◆ Your goal: Write out the listing below again, precisely as it is given.

◆ Extracted entries:
************

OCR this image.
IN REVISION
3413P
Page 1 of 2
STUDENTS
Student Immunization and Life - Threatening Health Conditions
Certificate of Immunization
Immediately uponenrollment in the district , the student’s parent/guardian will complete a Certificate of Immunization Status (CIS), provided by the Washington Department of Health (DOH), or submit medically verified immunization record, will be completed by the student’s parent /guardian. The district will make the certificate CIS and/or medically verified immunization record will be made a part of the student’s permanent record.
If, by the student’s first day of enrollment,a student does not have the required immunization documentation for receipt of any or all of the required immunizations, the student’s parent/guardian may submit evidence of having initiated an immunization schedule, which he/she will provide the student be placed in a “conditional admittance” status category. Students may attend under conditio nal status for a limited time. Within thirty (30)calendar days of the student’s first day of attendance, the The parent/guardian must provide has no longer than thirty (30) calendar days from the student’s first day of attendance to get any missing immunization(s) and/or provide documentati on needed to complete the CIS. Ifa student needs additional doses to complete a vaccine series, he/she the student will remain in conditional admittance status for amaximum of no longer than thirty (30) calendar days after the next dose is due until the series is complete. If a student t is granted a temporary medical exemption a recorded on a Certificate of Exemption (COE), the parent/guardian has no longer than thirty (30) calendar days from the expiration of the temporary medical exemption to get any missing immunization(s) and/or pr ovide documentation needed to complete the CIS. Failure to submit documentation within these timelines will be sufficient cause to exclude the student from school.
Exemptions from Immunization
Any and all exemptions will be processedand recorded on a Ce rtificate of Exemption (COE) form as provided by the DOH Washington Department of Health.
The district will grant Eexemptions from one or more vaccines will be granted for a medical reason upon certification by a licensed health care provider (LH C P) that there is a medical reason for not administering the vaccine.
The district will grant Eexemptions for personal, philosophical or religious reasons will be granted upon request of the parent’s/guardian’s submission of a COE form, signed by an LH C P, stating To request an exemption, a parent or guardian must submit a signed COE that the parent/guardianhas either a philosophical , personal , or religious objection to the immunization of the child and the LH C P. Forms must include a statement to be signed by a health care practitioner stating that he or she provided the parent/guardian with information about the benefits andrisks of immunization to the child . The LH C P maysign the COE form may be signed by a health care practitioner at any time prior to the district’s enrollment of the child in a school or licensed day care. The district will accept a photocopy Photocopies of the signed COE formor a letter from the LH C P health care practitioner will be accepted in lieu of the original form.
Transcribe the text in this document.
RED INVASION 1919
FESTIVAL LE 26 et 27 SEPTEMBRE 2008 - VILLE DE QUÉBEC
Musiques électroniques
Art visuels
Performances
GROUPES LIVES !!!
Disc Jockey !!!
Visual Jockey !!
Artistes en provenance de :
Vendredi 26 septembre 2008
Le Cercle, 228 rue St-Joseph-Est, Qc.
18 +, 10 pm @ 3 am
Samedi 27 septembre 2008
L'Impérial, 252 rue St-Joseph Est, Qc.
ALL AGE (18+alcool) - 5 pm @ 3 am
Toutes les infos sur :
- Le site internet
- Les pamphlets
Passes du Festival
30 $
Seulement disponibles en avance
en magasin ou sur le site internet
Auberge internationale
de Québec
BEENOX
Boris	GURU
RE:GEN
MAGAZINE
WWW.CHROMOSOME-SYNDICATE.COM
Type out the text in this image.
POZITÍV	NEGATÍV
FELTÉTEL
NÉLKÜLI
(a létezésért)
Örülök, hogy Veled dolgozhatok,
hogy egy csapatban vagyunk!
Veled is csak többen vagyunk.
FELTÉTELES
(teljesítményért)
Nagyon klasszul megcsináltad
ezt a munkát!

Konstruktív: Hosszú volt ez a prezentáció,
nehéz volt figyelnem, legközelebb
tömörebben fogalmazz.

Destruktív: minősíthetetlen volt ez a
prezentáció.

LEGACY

************

◆ Full output:
OCR this image.
IN REVISION
3413P
Page 1 of 2
STUDENTS
Student Immunization and Life - Threatening Health Conditions
Certificate of Immunization
Immediately uponenrollment in the district , the student’s parent/guardian will complete a Certificate of Immunization Status (CIS), provided by the Washington Department of Health (DOH), or submit medically verified immunization record, will be completed by the student’s parent /guardian. The district will make the certificate CIS and/or medically verified immunization record will be made a part of the student’s permanent record.
If, by the student’s first day of enrollment,a student does not have the required immunization documentation for receipt of any or all of the required immunizations, the student’s parent/guardian may submit evidence of having initiated an immunization schedule, which he/she will provide the student be placed in a “conditional admittance” status category. Students may attend under conditio nal status for a limited time. Within thirty (30)calendar days of the student’s first day of attendance, the The parent/guardian must provide has no longer than thirty (30) calendar days from the student’s first day of attendance to get any missing immunization(s) and/or provide documentati on needed to complete the CIS. Ifa student needs additional doses to complete a vaccine series, he/she the student will remain in conditional admittance status for amaximum of no longer than thirty (30) calendar days after the next dose is due until the series is complete. If a student t is granted a temporary medical exemption a recorded on a Certificate of Exemption (COE), the parent/guardian has no longer than thirty (30) calendar days from the expiration of the temporary medical exemption to get any missing immunization(s) and/or pr ovide documentation needed to complete the CIS. Failure to submit documentation within these timelines will be sufficient cause to exclude the student from school.
Exemptions from Immunization
Any and all exemptions will be processedand recorded on a Ce rtificate of Exemption (COE) form as provided by the DOH Washington Department of Health.
The district will grant Eexemptions from one or more vaccines will be granted for a medical reason upon certification by a licensed health care provider (LH C P) that there is a medical reason for not administering the vaccine.
The district will grant Eexemptions for personal, philosophical or religious reasons will be granted upon request of the parent’s/guardian’s submission of a COE form, signed by an LH C P, stating To request an exemption, a parent or guardian must submit a signed COE that the parent/guardianhas either a philosophical , personal , or religious objection to the immunization of the child and the LH C P. Forms must include a statement to be signed by a health care practitioner stating that he or she provided the parent/guardian with information about the benefits andrisks of immunization to the child . The LH C P maysign the COE form may be signed by a health care practitioner at any time prior to the district’s enrollment of the child in a school or licensed day care. The district will accept a photocopy Photocopies of the signed COE formor a letter from the LH C P health care practitioner will be accepted in lieu of the original form.
Transcribe the text in this document.
RED INVASION 1919
FESTIVAL LE 26 et 27 SEPTEMBRE 2008 - VILLE DE QUÉBEC
Musiques électroniques
Art visuels
Performances
GROUPES LIVES !!!
Disc Jockey !!!
Visual Jockey !!
Artistes en provenance de :
Vendredi 26 septembre 2008
Le Cercle, 228 rue St-Joseph-Est, Qc.
18 +, 10 pm @ 3 am
Samedi 27 septembre 2008
L'Impérial, 252 rue St-Joseph Est, Qc.
ALL AGE (18+alcool) - 5 pm @ 3 am
Toutes les infos sur :
- Le site internet
- Les pamphlets
Passes du Festival
30 $
Seulement disponibles en avance
en magasin ou sur le site internet
Auberge internationale
de Québec
BEENOX
Boris	GURU
RE:GEN
MAGAZINE
WWW.CHROMOSOME-SYNDICATE.COM
Type out the text in this image.
POZITÍV	NEGATÍV
FELTÉTEL
NÉLKÜLI
(a létezésért)
Örülök, hogy Veled dolgozhatok,
hogy egy csapatban vagyunk!
Veled is csak többen vagyunk.
FELTÉTELES
(teljesítményért)
Nagyon klasszul megcsináltad
ezt a munkát!

Konstruktív: Hosszú volt ez a prezentáció,
nehéz volt figyelnem, legközelebb
tömörebben fogalmazz.

Destruktív: minősíthetetlen volt ez a
prezentáció.

LEGACY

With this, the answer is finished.